WHAT IS ASKED —
Retype each entry below, keeping every character the same.
+ + + +
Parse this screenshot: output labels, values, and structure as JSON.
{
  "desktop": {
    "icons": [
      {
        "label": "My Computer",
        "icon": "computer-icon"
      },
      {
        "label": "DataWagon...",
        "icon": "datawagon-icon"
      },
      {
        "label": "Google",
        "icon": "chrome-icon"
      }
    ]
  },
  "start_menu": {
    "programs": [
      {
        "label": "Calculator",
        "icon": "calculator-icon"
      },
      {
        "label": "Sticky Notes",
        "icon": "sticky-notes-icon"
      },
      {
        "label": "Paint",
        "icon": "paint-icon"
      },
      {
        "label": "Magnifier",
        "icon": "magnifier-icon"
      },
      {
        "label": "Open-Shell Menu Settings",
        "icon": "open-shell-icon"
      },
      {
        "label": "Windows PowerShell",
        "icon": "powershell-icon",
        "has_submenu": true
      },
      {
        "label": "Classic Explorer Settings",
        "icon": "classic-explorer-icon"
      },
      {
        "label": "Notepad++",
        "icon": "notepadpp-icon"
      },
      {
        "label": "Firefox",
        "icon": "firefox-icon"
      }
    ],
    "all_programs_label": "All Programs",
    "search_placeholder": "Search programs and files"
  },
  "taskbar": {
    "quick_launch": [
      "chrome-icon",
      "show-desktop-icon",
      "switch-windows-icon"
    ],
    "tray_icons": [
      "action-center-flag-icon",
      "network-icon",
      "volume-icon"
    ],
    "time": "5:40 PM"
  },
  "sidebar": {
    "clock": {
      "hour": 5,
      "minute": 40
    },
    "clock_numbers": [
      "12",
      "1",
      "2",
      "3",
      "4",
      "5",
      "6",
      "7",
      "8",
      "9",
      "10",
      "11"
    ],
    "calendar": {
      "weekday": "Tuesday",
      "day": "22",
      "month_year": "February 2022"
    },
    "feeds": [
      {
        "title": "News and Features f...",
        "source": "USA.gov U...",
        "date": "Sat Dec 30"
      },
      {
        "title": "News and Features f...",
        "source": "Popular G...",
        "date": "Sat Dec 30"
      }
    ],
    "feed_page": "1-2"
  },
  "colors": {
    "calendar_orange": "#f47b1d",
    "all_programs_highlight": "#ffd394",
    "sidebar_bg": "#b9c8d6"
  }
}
+ + + +
ANSWER TO THIS PROBLEM —
Parse this screenshot: output labels, values, and structure as JSON.
{
  "desktop": {
    "icons": [
      {
        "label": "My Computer",
        "icon": "computer-icon"
      },
      {
        "label": "DataWagon...",
        "icon": "datawagon-icon"
      },
      {
        "label": "Google",
        "icon": "chrome-icon"
      }
    ]
  },
  "start_menu": {
    "programs": [
      {
        "label": "Calculator",
        "icon": "calculator-icon"
      },
      {
        "label": "Sticky Notes",
        "icon": "sticky-notes-icon"
      },
      {
        "label": "Paint",
        "icon": "paint-icon"
      },
      {
        "label": "Magnifier",
        "icon": "magnifier-icon"
      },
      {
        "label": "Open-Shell Menu Settings",
        "icon": "open-shell-icon"
      },
      {
        "label": "Windows PowerShell",
        "icon": "powershell-icon",
        "has_submenu": true
      },
      {
        "label": "Classic Explorer Settings",
        "icon": "classic-explorer-icon"
      },
      {
        "label": "Notepad++",
        "icon": "notepadpp-icon"
      },
      {
        "label": "Firefox",
        "icon": "firefox-icon"
      }
    ],
    "all_programs_label": "All Programs",
    "search_placeholder": "Search programs and files"
  },
  "taskbar": {
    "quick_launch": [
      "chrome-icon",
      "show-desktop-icon",
      "switch-windows-icon"
    ],
    "tray_icons": [
      "action-center-flag-icon",
      "network-icon",
      "volume-icon"
    ],
    "time": "5:40 PM"
  },
  "sidebar": {
    "clock": {
      "hour": 5,
      "minute": 40
    },
    "clock_numbers": [
      "12",
      "1",
      "2",
      "3",
      "4",
      "5",
      "6",
      "7",
      "8",
      "9",
      "10",
      "11"
    ],
    "calendar": {
      "weekday": "Tuesday",
      "day": "22",
      "month_year": "February 2022"
    },
    "feeds": [
      {
        "title": "News and Features f...",
        "source": "USA.gov U...",
        "date": "Sat Dec 30"
      },
      {
        "title": "News and Features f...",
        "source": "Popular G...",
        "date": "Sat Dec 30"
      }
    ],
    "feed_page": "1-2"
  },
  "colors": {
    "calendar_orange": "#f47b1d",
    "all_programs_highlight": "#ffd394",
    "sidebar_bg": "#b9c8d6"
  }
}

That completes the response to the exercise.